• GIVEN PROBLEM: Pictures stay out of your copy, but everything else in the records below must be repeated exactly.

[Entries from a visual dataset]
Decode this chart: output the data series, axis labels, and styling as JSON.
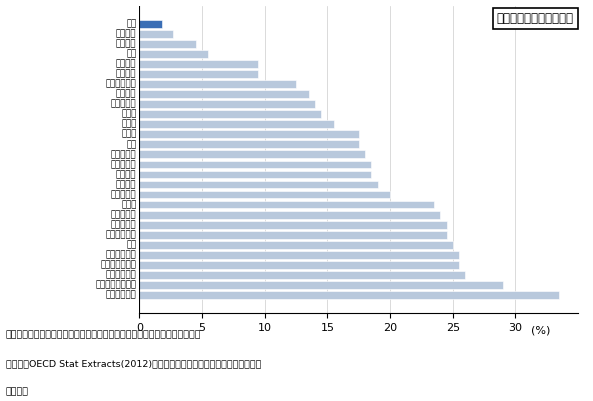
{
  "countries": [
    "日本",
    "ベルギー",
    "フランス",
    "コダ",
    "メキシコ",
    "オランダ",
    "アイルランド",
    "イギリス",
    "ポーランド",
    "ドイツ",
    "トルコ",
    "チェコ",
    "韓国",
    "スロバキア",
    "ポルトガル",
    "スペイン",
    "イギリス",
    "ハンガリー",
    "スイス",
    "デンマーク",
    "ノルウェー",
    "オーストリア",
    "米国",
    "フィンランド",
    "オーストラリア",
    "スウェーデン",
    "ニュージーランド",
    "アイスランド"
  ],
  "values": [
    1.8,
    2.7,
    4.5,
    5.5,
    9.5,
    9.5,
    12.5,
    13.5,
    14.0,
    14.5,
    15.5,
    17.5,
    17.5,
    18.0,
    18.5,
    18.5,
    19.0,
    20.0,
    23.5,
    24.0,
    24.5,
    24.5,
    25.0,
    25.5,
    25.5,
    26.0,
    29.0,
    33.5
  ],
  "bar_color_default": "#b8c8dc",
  "bar_color_japan": "#3a6eb5",
  "xlabel_percent": "(%)",
  "xlim": [
    0,
    35
  ],
  "xticks": [
    0,
    5,
    10,
    15,
    20,
    25,
    30
  ],
  "legend_text": "【大学型高等教育機関】",
  "note_line1": "（資料）文部科学省資料「社会人の学び直しに関する現状等について」　元",
  "note_line2": "データはOECD Stat Extracts(2012)、「学校教育調査」および文部科学省調査",
  "note_line3": "による。",
  "figsize": [
    5.93,
    4.01
  ],
  "dpi": 100
}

• REPLY TO THE EXERCISE:
Decode this chart: output the data series, axis labels, and styling as JSON.
{
  "countries": [
    "日本",
    "ベルギー",
    "フランス",
    "コダ",
    "メキシコ",
    "オランダ",
    "アイルランド",
    "イギリス",
    "ポーランド",
    "ドイツ",
    "トルコ",
    "チェコ",
    "韓国",
    "スロバキア",
    "ポルトガル",
    "スペイン",
    "イギリス",
    "ハンガリー",
    "スイス",
    "デンマーク",
    "ノルウェー",
    "オーストリア",
    "米国",
    "フィンランド",
    "オーストラリア",
    "スウェーデン",
    "ニュージーランド",
    "アイスランド"
  ],
  "values": [
    1.8,
    2.7,
    4.5,
    5.5,
    9.5,
    9.5,
    12.5,
    13.5,
    14.0,
    14.5,
    15.5,
    17.5,
    17.5,
    18.0,
    18.5,
    18.5,
    19.0,
    20.0,
    23.5,
    24.0,
    24.5,
    24.5,
    25.0,
    25.5,
    25.5,
    26.0,
    29.0,
    33.5
  ],
  "bar_color_default": "#b8c8dc",
  "bar_color_japan": "#3a6eb5",
  "xlabel_percent": "(%)",
  "xlim": [
    0,
    35
  ],
  "xticks": [
    0,
    5,
    10,
    15,
    20,
    25,
    30
  ],
  "legend_text": "【大学型高等教育機関】",
  "note_line1": "（資料）文部科学省資料「社会人の学び直しに関する現状等について」　元",
  "note_line2": "データはOECD Stat Extracts(2012)、「学校教育調査」および文部科学省調査",
  "note_line3": "による。",
  "figsize": [
    5.93,
    4.01
  ],
  "dpi": 100
}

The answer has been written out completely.